Request =
Copy each line containing the word "just" from the records that follow, please.

Dataset rows =
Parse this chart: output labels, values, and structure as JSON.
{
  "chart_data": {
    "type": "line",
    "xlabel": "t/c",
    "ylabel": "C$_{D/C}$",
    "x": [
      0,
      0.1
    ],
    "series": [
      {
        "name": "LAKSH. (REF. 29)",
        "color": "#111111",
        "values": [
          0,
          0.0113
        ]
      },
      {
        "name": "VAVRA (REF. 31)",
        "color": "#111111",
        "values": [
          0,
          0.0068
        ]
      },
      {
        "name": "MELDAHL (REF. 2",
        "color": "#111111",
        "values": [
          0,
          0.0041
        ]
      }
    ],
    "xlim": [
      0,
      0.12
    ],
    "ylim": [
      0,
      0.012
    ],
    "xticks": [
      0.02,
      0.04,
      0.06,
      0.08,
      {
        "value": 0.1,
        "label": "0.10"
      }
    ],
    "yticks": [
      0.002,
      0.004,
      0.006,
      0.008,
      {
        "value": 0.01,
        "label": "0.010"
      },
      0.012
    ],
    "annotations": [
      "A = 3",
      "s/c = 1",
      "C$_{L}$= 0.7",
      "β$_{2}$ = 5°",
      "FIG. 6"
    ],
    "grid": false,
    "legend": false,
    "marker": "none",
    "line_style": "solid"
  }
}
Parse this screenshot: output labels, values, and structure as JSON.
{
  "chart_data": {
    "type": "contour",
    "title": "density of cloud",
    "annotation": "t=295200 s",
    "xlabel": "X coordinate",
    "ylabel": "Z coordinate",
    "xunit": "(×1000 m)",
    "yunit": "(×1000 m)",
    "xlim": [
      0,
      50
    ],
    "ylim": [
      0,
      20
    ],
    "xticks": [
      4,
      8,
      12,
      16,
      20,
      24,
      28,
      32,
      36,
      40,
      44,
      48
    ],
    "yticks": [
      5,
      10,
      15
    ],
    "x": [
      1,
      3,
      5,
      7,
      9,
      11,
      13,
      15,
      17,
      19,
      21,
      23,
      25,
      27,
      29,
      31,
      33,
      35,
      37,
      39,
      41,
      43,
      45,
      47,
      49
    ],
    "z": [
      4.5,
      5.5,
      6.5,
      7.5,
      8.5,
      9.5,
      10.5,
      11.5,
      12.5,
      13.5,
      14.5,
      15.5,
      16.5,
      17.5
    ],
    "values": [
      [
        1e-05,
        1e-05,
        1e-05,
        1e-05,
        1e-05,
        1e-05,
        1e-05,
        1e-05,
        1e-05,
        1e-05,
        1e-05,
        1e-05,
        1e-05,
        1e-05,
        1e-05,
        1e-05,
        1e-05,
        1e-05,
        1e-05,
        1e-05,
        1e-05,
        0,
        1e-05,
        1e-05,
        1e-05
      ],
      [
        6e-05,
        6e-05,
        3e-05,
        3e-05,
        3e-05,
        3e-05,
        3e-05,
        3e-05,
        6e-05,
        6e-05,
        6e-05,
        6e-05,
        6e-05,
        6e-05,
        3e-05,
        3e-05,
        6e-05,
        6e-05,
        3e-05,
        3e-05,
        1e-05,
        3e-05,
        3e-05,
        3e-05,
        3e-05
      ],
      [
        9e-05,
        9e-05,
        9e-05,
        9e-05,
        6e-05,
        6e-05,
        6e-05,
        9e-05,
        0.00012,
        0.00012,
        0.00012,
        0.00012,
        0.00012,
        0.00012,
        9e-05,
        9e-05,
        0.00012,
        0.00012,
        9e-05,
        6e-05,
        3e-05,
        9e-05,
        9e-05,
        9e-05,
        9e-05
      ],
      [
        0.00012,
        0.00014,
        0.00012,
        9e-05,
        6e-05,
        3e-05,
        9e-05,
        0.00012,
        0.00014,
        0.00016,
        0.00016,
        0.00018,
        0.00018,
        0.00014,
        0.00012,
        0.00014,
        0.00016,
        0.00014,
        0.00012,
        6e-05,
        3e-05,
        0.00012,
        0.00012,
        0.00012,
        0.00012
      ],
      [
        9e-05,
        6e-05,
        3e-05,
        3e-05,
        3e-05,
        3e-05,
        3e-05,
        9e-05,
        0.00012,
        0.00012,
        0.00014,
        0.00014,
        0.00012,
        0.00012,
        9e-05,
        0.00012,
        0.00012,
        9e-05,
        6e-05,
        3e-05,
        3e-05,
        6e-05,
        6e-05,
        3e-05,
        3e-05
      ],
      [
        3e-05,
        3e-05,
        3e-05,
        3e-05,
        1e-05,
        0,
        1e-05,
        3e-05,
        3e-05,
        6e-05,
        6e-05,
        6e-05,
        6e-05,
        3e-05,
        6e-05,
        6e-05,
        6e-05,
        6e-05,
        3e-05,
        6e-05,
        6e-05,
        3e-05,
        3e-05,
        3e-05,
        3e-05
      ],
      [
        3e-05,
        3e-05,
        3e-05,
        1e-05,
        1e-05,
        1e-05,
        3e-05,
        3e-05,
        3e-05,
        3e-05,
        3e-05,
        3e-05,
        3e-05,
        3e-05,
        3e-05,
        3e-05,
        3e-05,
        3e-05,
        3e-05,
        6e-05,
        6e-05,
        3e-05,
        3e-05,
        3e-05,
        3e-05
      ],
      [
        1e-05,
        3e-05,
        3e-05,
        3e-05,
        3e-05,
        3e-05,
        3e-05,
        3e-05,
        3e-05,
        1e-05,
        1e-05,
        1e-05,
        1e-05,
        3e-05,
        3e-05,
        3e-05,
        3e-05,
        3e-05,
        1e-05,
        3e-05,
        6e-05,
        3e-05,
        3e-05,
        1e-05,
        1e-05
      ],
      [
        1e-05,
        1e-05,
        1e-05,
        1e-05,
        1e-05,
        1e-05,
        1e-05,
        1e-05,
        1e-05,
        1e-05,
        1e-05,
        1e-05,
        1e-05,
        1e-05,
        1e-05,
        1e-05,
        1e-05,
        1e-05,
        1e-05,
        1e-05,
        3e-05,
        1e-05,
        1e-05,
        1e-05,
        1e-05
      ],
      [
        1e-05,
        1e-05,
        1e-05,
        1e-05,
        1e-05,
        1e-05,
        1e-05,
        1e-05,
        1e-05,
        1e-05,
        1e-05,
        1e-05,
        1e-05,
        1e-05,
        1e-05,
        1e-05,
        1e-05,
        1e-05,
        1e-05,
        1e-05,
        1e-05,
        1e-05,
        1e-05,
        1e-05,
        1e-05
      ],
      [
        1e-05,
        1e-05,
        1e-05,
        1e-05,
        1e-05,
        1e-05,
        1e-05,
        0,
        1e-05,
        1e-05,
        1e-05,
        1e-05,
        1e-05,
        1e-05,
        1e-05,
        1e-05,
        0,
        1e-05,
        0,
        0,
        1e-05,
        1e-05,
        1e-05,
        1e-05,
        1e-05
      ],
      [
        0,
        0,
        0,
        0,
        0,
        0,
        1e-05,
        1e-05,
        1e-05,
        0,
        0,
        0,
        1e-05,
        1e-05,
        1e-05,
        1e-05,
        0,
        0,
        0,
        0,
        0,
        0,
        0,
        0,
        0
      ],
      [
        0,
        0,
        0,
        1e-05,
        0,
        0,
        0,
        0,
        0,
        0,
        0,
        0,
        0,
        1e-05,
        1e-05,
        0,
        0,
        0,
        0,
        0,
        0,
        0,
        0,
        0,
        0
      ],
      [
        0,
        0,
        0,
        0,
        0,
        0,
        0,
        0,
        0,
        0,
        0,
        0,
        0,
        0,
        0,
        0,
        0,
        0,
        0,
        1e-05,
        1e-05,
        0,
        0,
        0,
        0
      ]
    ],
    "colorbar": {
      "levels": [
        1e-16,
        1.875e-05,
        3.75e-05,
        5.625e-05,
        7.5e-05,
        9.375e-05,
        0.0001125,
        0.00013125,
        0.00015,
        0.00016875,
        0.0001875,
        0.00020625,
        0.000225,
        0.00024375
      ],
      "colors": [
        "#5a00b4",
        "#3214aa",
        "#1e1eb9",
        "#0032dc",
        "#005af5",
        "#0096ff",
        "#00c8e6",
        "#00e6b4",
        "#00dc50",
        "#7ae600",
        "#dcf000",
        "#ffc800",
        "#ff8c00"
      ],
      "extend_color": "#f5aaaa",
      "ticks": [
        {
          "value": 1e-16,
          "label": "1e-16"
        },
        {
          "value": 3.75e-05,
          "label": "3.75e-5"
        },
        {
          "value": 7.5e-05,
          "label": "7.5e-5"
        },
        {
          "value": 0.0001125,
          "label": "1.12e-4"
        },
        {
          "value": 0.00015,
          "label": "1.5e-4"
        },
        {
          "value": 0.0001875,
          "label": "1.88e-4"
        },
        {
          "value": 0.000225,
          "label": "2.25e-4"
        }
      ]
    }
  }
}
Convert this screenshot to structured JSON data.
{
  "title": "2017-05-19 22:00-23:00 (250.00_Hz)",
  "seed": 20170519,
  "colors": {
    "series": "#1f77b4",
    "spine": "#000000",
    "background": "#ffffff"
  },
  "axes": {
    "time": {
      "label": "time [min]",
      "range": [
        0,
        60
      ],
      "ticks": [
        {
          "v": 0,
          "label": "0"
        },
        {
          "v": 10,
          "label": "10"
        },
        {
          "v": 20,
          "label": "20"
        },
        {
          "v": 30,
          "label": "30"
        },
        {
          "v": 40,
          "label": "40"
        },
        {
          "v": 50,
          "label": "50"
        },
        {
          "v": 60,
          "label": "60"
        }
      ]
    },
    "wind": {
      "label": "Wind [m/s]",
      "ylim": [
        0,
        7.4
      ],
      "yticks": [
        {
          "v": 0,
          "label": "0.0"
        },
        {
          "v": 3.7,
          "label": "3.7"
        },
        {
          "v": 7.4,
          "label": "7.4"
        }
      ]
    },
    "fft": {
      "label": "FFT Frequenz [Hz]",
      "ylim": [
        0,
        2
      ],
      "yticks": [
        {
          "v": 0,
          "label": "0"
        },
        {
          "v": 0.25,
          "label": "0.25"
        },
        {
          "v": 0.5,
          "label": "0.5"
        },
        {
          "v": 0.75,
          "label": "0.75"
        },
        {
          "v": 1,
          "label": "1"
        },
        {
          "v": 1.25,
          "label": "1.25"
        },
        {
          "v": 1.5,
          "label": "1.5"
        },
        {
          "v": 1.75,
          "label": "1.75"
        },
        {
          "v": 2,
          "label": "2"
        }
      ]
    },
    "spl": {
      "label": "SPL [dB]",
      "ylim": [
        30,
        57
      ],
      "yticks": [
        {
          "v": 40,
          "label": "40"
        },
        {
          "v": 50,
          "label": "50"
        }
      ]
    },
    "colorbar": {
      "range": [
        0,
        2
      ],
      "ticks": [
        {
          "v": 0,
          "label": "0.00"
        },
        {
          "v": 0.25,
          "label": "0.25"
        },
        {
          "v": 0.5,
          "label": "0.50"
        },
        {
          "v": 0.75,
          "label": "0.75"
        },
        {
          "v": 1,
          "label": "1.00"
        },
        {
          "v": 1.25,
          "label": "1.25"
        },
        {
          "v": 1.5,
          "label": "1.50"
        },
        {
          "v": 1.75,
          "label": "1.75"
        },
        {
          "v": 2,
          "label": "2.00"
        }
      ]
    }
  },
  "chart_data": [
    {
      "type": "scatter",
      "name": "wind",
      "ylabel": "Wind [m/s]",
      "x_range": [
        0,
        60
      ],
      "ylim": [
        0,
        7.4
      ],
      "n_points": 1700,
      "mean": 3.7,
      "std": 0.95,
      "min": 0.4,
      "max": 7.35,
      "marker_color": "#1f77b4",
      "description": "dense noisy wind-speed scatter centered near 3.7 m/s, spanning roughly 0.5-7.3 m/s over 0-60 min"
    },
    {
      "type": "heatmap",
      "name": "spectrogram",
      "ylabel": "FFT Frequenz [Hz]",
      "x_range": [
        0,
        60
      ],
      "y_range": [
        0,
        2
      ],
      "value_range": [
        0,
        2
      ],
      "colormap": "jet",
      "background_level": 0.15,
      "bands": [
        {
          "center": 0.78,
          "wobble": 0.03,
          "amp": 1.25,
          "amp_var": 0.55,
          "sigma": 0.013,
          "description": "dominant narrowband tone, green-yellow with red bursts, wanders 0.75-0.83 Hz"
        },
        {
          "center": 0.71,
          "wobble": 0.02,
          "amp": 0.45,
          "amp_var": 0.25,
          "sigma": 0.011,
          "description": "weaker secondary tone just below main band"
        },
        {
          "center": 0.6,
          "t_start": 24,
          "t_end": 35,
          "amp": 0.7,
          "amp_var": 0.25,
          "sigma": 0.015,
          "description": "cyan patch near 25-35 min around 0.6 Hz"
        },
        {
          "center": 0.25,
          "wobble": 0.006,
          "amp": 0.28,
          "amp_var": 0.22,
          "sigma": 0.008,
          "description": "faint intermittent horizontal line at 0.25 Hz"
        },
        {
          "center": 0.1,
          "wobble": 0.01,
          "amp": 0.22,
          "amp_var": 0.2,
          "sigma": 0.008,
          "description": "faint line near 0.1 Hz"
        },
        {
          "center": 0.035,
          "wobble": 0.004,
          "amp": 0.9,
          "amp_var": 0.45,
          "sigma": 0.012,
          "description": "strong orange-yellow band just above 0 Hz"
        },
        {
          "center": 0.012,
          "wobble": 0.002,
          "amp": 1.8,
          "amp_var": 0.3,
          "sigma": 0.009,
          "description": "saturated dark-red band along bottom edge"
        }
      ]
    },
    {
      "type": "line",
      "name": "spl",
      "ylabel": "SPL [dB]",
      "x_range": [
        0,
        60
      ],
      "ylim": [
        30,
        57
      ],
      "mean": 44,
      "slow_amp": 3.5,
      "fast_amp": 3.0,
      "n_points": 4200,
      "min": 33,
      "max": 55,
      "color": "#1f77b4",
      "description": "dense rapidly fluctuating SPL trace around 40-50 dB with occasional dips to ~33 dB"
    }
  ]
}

Correct result =
          "description": "weaker secondary tone just below main band"
          "description": "strong orange-yellow band just above 0 Hz"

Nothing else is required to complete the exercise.